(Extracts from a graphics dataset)
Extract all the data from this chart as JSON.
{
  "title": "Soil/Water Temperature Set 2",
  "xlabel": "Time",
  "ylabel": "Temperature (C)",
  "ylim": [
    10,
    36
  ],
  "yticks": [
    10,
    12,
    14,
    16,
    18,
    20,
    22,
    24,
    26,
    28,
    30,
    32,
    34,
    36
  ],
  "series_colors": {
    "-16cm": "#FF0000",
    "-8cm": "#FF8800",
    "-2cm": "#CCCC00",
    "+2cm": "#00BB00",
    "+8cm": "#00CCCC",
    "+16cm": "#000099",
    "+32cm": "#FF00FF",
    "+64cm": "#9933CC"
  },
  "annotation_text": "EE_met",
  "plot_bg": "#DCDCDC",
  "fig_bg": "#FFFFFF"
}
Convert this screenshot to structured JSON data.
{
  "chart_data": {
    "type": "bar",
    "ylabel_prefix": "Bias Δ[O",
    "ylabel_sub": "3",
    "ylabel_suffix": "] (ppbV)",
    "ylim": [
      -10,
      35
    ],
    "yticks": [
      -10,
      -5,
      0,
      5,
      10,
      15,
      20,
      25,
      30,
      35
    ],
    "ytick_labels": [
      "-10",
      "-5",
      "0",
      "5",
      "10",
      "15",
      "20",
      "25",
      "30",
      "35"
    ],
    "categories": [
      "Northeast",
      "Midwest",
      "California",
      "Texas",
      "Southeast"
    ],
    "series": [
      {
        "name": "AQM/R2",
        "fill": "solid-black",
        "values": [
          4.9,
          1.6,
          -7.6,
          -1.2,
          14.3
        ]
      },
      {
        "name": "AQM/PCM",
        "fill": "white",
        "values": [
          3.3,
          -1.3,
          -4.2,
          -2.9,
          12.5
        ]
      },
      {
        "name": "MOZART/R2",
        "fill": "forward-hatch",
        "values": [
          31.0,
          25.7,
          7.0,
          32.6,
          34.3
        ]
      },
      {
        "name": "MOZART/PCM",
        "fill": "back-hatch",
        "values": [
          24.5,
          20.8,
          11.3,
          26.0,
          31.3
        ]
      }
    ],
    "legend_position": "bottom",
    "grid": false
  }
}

__Problem requirements__
Reproduce the full listing exactly.

__Final result__
Extract all the data from this chart as JSON.
{
  "title": "Soil/Water Temperature Set 2",
  "xlabel": "Time",
  "ylabel": "Temperature (C)",
  "ylim": [
    10,
    36
  ],
  "yticks": [
    10,
    12,
    14,
    16,
    18,
    20,
    22,
    24,
    26,
    28,
    30,
    32,
    34,
    36
  ],
  "series_colors": {
    "-16cm": "#FF0000",
    "-8cm": "#FF8800",
    "-2cm": "#CCCC00",
    "+2cm": "#00BB00",
    "+8cm": "#00CCCC",
    "+16cm": "#000099",
    "+32cm": "#FF00FF",
    "+64cm": "#9933CC"
  },
  "annotation_text": "EE_met",
  "plot_bg": "#DCDCDC",
  "fig_bg": "#FFFFFF"
}
Convert this screenshot to structured JSON data.
{
  "chart_data": {
    "type": "bar",
    "ylabel_prefix": "Bias Δ[O",
    "ylabel_sub": "3",
    "ylabel_suffix": "] (ppbV)",
    "ylim": [
      -10,
      35
    ],
    "yticks": [
      -10,
      -5,
      0,
      5,
      10,
      15,
      20,
      25,
      30,
      35
    ],
    "ytick_labels": [
      "-10",
      "-5",
      "0",
      "5",
      "10",
      "15",
      "20",
      "25",
      "30",
      "35"
    ],
    "categories": [
      "Northeast",
      "Midwest",
      "California",
      "Texas",
      "Southeast"
    ],
    "series": [
      {
        "name": "AQM/R2",
        "fill": "solid-black",
        "values": [
          4.9,
          1.6,
          -7.6,
          -1.2,
          14.3
        ]
      },
      {
        "name": "AQM/PCM",
        "fill": "white",
        "values": [
          3.3,
          -1.3,
          -4.2,
          -2.9,
          12.5
        ]
      },
      {
        "name": "MOZART/R2",
        "fill": "forward-hatch",
        "values": [
          31.0,
          25.7,
          7.0,
          32.6,
          34.3
        ]
      },
      {
        "name": "MOZART/PCM",
        "fill": "back-hatch",
        "values": [
          24.5,
          20.8,
          11.3,
          26.0,
          31.3
        ]
      }
    ],
    "legend_position": "bottom",
    "grid": false
  }
}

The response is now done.